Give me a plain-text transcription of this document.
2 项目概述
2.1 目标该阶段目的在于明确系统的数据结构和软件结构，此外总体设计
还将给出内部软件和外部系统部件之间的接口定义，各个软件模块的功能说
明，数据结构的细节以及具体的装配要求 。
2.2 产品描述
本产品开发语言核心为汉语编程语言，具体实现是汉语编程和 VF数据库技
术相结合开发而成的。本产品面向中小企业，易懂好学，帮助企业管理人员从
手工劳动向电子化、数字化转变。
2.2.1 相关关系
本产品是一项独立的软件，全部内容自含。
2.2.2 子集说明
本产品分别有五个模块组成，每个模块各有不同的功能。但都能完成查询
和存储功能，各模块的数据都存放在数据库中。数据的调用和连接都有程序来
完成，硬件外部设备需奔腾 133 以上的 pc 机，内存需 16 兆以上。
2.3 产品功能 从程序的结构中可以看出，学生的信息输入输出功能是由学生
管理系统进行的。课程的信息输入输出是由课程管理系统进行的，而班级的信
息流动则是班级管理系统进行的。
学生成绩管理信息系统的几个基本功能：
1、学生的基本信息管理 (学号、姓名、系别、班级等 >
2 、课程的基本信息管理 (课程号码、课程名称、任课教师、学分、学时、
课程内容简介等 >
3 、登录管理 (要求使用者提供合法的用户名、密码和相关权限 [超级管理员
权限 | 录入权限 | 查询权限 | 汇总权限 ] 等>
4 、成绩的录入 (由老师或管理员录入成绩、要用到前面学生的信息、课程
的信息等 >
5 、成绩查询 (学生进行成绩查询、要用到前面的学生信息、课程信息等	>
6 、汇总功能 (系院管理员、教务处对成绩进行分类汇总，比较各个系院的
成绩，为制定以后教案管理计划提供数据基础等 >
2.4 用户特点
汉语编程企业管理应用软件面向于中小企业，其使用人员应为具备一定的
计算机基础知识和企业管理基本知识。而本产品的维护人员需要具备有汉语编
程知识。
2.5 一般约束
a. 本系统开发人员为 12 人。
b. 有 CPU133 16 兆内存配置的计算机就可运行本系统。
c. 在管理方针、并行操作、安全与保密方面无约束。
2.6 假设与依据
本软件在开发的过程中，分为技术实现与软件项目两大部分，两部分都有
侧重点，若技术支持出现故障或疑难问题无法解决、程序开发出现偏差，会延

#####

Problem: Make an exact copy of every entry.

Exercise result:
Give me a plain-text transcription of this document.
2 项目概述
2.1 目标该阶段目的在于明确系统的数据结构和软件结构，此外总体设计
还将给出内部软件和外部系统部件之间的接口定义，各个软件模块的功能说
明，数据结构的细节以及具体的装配要求 。
2.2 产品描述
本产品开发语言核心为汉语编程语言，具体实现是汉语编程和 VF数据库技
术相结合开发而成的。本产品面向中小企业，易懂好学，帮助企业管理人员从
手工劳动向电子化、数字化转变。
2.2.1 相关关系
本产品是一项独立的软件，全部内容自含。
2.2.2 子集说明
本产品分别有五个模块组成，每个模块各有不同的功能。但都能完成查询
和存储功能，各模块的数据都存放在数据库中。数据的调用和连接都有程序来
完成，硬件外部设备需奔腾 133 以上的 pc 机，内存需 16 兆以上。
2.3 产品功能 从程序的结构中可以看出，学生的信息输入输出功能是由学生
管理系统进行的。课程的信息输入输出是由课程管理系统进行的，而班级的信
息流动则是班级管理系统进行的。
学生成绩管理信息系统的几个基本功能：
1、学生的基本信息管理 (学号、姓名、系别、班级等 >
2 、课程的基本信息管理 (课程号码、课程名称、任课教师、学分、学时、
课程内容简介等 >
3 、登录管理 (要求使用者提供合法的用户名、密码和相关权限 [超级管理员
权限 | 录入权限 | 查询权限 | 汇总权限 ] 等>
4 、成绩的录入 (由老师或管理员录入成绩、要用到前面学生的信息、课程
的信息等 >
5 、成绩查询 (学生进行成绩查询、要用到前面的学生信息、课程信息等	>
6 、汇总功能 (系院管理员、教务处对成绩进行分类汇总，比较各个系院的
成绩，为制定以后教案管理计划提供数据基础等 >
2.4 用户特点
汉语编程企业管理应用软件面向于中小企业，其使用人员应为具备一定的
计算机基础知识和企业管理基本知识。而本产品的维护人员需要具备有汉语编
程知识。
2.5 一般约束
a. 本系统开发人员为 12 人。
b. 有 CPU133 16 兆内存配置的计算机就可运行本系统。
c. 在管理方针、并行操作、安全与保密方面无约束。
2.6 假设与依据
本软件在开发的过程中，分为技术实现与软件项目两大部分，两部分都有
侧重点，若技术支持出现故障或疑难问题无法解决、程序开发出现偏差，会延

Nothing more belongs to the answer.